Section 9(4) of ATIA states:

(4)  Despite subsection (3), if the applicant’s request is being disregarded under subsection (1)(d), the public body must notify the applicant that the applicant’s request has been disregarded within 30 days after receiving the applicant’s response to the public body’s request for further information under section 7(3).

The public body must explain its reasons for deciding that despite receiving further information from an applicant under section 7(3) the request does not meet the requirements of section 7(2)(c) because the public body does not have information that is sufficiently clear to enable the public body to locate and identify the record within a reasonable time with reasonable effort.

 

Sufficiently clear to enable the public body to locate and identify the record within a reasonable time with reasonable effort

If the public body made its decision under this section it should:

  • Explain why it decided the applicant’s response was not sufficiently clear i.e. explain what is unclear about the request
  • Re Locate and identify – Explain why the public body is unable to locate and identify the responsive record(s) – this may include information about the public body’s records management system such as where physical or electronic records are stored or other relevant information that prevents the public body from responding to the request
  • Re reasonable time with reasonable effort – Explain what the public body would consider a reasonable time to locate and identify the record and why this request does not meet that standard. Also explain what the public body would consider a reasonable effort and why this request does not meet that standard.  A public body should include other relevant information such as whether it extended its time to respond under ATIA section 16.
  • Information about the public body’s usual procedures for locating and identifying records, as well as information about its usual timelines for processing requests will be of assistance in reviewing decisions under this section.

 


 

Section 9(1)(e)

The request is overly broad or incomprehensible

A public body must explain its reasons for deciding the request is overly broad or incomprehensible.

If a public body sought additional clarification from the applicant about the request, it should provide a copy of that communication and the applicant’s response (if any).  If the public body did not seek any additional clarification, it should explain its reasons for not doing so.

(Records from a data source)

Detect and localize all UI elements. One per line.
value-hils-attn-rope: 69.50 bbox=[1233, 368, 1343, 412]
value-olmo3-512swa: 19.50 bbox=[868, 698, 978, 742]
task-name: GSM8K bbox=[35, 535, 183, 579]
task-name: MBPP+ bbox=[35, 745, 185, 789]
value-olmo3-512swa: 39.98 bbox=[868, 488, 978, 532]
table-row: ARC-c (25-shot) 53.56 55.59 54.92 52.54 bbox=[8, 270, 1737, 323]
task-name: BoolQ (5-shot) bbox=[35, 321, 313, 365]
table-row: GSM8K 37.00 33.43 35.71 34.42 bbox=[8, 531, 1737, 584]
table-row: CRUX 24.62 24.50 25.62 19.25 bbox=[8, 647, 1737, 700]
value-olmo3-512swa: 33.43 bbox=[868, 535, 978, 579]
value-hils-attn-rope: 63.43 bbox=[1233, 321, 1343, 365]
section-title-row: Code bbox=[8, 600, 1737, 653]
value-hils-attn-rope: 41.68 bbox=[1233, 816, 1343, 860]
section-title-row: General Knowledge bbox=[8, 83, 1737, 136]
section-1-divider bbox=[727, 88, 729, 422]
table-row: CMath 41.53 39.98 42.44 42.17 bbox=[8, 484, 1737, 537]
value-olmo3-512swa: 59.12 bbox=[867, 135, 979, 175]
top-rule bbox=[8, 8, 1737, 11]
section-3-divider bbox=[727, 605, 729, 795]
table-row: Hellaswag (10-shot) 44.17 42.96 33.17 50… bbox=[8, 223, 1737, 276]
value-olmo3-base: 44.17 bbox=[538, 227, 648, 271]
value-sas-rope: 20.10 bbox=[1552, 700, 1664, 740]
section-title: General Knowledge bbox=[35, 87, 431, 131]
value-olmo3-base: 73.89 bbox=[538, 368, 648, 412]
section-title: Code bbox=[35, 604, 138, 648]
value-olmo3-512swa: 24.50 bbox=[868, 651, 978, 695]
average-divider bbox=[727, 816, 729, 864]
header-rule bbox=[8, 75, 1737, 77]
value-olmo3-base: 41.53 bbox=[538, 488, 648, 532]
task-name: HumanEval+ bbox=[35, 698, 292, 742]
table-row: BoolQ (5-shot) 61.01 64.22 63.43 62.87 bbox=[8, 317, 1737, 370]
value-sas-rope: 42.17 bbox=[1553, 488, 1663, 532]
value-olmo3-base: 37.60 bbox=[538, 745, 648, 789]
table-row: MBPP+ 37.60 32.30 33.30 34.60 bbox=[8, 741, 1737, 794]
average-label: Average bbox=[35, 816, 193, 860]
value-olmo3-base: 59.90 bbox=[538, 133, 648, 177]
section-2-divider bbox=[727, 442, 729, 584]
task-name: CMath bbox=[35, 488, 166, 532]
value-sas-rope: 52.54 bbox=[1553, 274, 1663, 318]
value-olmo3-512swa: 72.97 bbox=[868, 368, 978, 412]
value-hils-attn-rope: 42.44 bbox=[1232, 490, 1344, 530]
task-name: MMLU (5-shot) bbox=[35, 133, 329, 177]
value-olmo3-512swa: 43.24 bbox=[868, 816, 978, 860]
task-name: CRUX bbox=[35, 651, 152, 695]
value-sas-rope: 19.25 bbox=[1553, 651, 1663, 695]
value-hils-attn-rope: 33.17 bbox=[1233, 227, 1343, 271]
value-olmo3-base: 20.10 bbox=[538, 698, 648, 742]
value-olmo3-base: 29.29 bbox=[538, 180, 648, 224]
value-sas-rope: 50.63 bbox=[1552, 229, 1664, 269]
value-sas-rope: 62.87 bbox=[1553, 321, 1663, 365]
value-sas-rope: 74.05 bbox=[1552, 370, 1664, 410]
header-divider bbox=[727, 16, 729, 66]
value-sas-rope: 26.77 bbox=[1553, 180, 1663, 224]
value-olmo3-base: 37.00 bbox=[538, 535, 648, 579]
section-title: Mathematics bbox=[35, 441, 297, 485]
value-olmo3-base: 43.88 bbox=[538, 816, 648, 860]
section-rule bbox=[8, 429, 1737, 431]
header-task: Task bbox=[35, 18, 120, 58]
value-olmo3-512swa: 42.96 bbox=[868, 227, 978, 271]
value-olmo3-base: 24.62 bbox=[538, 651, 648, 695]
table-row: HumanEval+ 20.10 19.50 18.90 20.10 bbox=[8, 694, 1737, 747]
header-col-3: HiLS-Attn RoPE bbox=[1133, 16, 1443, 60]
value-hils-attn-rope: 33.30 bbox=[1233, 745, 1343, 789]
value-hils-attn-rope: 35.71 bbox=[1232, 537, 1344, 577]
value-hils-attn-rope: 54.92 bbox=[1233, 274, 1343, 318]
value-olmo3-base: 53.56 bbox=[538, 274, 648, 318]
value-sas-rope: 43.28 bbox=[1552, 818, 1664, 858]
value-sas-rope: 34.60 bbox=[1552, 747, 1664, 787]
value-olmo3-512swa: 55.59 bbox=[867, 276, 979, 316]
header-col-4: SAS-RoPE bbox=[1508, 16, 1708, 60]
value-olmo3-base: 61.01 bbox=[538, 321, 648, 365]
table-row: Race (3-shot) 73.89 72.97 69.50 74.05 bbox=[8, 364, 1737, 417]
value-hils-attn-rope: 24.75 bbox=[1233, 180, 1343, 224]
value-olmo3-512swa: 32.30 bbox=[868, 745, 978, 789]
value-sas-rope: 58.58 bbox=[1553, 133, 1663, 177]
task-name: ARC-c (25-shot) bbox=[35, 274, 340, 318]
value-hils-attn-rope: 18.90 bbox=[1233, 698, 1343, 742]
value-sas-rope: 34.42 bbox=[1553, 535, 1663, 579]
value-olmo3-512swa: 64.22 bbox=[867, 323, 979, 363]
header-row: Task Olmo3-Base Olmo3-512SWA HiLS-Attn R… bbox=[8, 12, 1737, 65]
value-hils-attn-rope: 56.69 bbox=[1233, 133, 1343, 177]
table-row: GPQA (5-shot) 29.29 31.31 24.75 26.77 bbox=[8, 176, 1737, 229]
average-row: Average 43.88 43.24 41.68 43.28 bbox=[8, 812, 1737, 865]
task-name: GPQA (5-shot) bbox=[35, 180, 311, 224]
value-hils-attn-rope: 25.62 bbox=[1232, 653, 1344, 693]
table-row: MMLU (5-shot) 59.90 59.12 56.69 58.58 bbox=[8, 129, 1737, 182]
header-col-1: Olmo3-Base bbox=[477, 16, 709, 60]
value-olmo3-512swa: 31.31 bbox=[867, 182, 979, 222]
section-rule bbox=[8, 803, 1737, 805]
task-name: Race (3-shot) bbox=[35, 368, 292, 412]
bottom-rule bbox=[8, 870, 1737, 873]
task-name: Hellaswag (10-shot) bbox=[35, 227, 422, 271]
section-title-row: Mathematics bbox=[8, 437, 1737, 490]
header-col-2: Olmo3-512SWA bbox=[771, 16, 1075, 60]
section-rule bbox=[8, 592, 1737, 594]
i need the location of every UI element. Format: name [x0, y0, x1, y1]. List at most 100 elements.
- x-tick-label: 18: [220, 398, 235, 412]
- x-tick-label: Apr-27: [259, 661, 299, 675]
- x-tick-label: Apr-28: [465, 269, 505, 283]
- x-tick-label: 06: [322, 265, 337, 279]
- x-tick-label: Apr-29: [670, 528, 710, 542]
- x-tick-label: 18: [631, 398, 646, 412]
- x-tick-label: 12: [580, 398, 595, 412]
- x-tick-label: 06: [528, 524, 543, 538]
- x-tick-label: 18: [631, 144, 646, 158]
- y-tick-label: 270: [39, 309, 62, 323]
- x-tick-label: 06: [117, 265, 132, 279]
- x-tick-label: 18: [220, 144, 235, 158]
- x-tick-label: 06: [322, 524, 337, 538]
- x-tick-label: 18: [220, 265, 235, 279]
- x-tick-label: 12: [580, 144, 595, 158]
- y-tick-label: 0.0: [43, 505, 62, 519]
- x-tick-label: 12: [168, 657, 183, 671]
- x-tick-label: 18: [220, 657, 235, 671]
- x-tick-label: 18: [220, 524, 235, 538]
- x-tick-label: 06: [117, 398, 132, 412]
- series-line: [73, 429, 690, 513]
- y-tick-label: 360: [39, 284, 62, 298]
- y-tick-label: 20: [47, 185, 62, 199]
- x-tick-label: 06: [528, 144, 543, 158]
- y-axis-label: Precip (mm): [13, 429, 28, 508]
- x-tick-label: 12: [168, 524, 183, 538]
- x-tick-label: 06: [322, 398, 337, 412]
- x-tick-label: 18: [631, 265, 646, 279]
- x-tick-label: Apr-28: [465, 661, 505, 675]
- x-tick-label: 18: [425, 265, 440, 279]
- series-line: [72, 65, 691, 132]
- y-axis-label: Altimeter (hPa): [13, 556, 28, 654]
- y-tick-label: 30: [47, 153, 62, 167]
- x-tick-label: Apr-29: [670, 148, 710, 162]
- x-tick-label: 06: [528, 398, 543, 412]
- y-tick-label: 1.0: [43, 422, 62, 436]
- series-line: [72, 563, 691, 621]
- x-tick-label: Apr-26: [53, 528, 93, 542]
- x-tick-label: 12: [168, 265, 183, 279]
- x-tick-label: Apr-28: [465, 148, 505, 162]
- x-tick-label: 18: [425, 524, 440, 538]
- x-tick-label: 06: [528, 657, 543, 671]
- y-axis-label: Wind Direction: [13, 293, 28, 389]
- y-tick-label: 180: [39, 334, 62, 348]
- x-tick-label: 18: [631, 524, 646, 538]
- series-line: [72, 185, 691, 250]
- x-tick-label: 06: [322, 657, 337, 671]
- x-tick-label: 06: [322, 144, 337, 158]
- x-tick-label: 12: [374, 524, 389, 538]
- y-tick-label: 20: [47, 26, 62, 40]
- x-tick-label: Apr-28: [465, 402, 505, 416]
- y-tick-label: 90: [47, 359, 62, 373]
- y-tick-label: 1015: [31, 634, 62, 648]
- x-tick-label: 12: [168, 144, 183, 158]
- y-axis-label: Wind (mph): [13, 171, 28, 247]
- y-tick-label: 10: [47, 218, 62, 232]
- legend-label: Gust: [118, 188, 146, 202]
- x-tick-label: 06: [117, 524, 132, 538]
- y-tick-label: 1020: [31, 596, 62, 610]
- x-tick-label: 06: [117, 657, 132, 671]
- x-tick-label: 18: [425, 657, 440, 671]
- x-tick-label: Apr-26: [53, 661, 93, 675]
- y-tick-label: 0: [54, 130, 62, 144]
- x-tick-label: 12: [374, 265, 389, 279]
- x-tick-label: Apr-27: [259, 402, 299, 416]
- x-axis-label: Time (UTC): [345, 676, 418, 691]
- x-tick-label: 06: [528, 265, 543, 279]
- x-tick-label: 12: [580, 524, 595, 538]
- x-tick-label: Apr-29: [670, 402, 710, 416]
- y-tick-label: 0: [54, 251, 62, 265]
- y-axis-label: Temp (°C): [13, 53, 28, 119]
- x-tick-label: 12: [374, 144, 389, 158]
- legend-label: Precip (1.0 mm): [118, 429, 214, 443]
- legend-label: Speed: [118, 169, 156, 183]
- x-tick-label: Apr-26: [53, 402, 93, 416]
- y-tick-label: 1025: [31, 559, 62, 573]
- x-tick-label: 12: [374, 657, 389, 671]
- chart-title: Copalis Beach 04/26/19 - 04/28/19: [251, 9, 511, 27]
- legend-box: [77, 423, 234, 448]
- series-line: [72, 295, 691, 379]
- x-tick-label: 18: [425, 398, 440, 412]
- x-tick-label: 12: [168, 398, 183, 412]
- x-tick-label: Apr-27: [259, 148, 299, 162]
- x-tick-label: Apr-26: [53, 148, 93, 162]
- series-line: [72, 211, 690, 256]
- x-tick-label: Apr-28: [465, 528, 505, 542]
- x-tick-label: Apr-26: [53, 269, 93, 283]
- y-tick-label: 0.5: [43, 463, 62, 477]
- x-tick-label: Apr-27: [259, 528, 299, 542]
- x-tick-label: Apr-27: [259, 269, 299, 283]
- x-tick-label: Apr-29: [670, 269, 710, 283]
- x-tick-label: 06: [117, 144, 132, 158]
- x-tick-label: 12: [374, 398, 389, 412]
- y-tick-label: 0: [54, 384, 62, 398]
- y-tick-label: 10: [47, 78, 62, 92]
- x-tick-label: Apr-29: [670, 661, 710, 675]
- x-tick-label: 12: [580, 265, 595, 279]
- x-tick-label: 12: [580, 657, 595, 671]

Work instructions:
- 1) Write out the passage of the ATIA guidance that begins with the words containing "Section 9(1)(e)" and ends with "broad or incomprehensible.", word for word.
- 2) Extend the ATIA guidance past its final sentence.

Answers to the exercise:
- 1)
Section 9(1)(e)

The request is overly broad or incomprehensible

A public body must explain its reasons for deciding the request is overly broad or incomprehensible.

- 2)
  • Overly broad – Access requests can be broad. The public body should explain its reasons for deciding the request is overly broad, and include information as to whether it attempted to narrow the request with the applicant.  The public body should also include any response from the applicant.  The public body may include information about the number of responsive records, the time required to respond, or other factors that the public body considered would impact its response.

OR

  • Incomprehensible – the public body should explain its reasons for deciding the request is incomprehensible, and include information as to whether it attempted to clarify the request with the applicant. The public body should also include any response from the applicant.

 

Back to top of the page

Disregard Decision - Order

After an expedited inquiry is complete under ATIA section 62, the Commissioner will review the submissions, make a determination on the issues, and issue an Order under ATIA section 64.  Orders are generally published and a copy of the Order will be provided to the public body and the applicant.

Back to top of the page

June 2025

Disclaimer

This document is not intended as, nor is it a substitute for, legal advice, and is not binding on the Information and Privacy Commissioner of Alberta. Responsibility for compliance with the law (and any applicable professional or trade standards or requirements) remains with each organization, custodian or public body. All examples used are provided as illustrations. The official versions of the laws the OIPC oversees and their associated regulations should be consulted for the exact wording and for all purposes of interpreting and applying the legislation. The Acts are available on the website of Alberta King's Printer.